_Task goal:_ Only a number is expected: how many lines in the data below contain the word "JSON".

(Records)
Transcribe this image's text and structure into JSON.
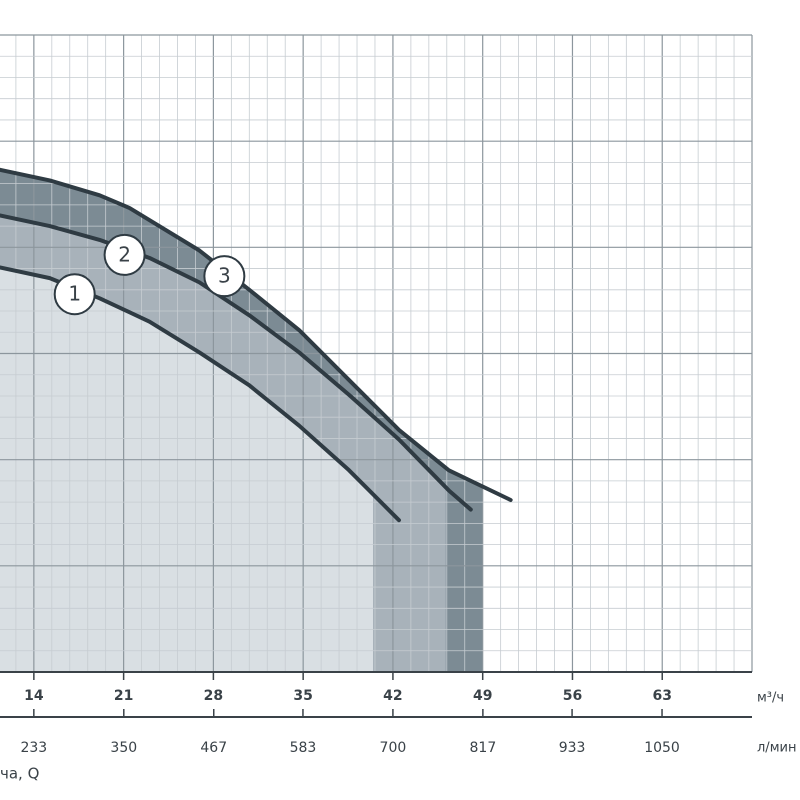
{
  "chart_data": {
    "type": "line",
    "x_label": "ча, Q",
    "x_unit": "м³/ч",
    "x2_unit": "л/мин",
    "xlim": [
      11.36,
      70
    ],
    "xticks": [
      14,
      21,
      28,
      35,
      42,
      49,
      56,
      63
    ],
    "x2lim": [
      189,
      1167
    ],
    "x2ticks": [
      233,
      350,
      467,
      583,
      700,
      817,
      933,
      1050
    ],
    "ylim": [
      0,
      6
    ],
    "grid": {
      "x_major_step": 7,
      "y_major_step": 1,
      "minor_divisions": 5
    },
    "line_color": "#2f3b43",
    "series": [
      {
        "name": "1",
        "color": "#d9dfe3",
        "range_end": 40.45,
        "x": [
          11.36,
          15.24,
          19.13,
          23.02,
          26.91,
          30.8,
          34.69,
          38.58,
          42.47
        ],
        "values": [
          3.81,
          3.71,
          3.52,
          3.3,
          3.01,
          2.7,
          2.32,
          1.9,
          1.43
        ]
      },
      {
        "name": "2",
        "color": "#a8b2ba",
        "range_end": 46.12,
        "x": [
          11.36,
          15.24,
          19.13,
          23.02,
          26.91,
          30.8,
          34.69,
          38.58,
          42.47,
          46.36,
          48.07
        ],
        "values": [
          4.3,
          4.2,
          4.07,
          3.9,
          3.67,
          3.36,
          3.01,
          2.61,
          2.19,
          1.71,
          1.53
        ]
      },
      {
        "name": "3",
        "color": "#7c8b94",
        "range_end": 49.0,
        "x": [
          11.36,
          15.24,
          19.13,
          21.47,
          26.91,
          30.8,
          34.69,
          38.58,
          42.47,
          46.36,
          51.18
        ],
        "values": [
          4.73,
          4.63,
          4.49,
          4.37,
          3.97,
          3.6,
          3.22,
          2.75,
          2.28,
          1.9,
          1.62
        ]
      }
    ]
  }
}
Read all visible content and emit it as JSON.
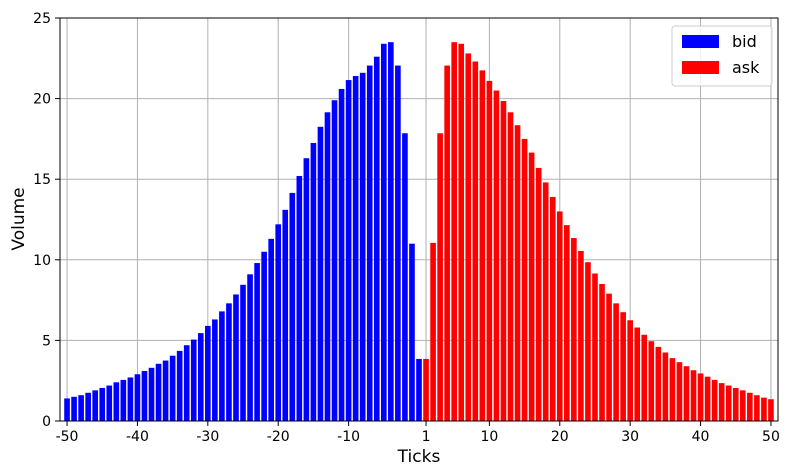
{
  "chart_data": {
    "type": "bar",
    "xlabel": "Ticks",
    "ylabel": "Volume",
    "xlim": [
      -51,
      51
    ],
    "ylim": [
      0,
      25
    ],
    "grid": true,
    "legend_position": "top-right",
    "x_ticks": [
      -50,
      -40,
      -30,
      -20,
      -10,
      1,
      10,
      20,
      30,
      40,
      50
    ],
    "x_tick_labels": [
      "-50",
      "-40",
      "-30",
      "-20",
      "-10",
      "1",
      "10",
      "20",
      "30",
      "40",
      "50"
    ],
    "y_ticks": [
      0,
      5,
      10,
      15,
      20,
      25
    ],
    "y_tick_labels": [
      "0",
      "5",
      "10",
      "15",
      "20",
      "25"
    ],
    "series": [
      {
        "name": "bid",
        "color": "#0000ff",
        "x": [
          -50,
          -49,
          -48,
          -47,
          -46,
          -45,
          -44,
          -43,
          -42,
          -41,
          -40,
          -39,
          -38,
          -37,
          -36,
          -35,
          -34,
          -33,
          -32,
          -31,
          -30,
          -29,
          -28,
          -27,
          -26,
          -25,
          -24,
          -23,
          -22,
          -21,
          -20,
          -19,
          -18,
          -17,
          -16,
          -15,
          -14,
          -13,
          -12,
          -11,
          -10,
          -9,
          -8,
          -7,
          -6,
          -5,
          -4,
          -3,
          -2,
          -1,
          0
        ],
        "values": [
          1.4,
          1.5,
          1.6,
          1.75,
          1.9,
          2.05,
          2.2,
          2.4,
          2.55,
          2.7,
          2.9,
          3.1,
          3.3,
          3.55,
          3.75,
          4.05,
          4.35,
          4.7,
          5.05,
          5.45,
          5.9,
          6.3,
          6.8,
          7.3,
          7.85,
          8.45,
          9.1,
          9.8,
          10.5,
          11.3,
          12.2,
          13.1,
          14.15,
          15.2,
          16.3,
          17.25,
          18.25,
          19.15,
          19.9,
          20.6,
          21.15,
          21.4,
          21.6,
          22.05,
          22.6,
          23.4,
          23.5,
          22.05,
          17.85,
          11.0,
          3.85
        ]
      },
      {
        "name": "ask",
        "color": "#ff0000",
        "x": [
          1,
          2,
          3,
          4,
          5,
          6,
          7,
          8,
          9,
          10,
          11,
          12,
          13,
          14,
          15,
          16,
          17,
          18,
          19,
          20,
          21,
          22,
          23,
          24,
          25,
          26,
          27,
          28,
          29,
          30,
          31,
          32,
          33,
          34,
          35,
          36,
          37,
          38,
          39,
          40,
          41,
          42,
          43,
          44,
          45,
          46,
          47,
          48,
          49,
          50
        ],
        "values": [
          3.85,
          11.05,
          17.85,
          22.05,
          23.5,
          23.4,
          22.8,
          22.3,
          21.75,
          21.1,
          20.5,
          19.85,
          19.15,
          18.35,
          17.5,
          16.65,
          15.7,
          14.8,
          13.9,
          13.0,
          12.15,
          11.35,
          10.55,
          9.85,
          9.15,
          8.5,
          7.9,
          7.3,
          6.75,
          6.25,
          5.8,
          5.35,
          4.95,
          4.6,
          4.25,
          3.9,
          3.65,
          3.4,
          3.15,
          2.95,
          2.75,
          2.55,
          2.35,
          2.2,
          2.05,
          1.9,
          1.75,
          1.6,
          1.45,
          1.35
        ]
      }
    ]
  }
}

_Result:_ 2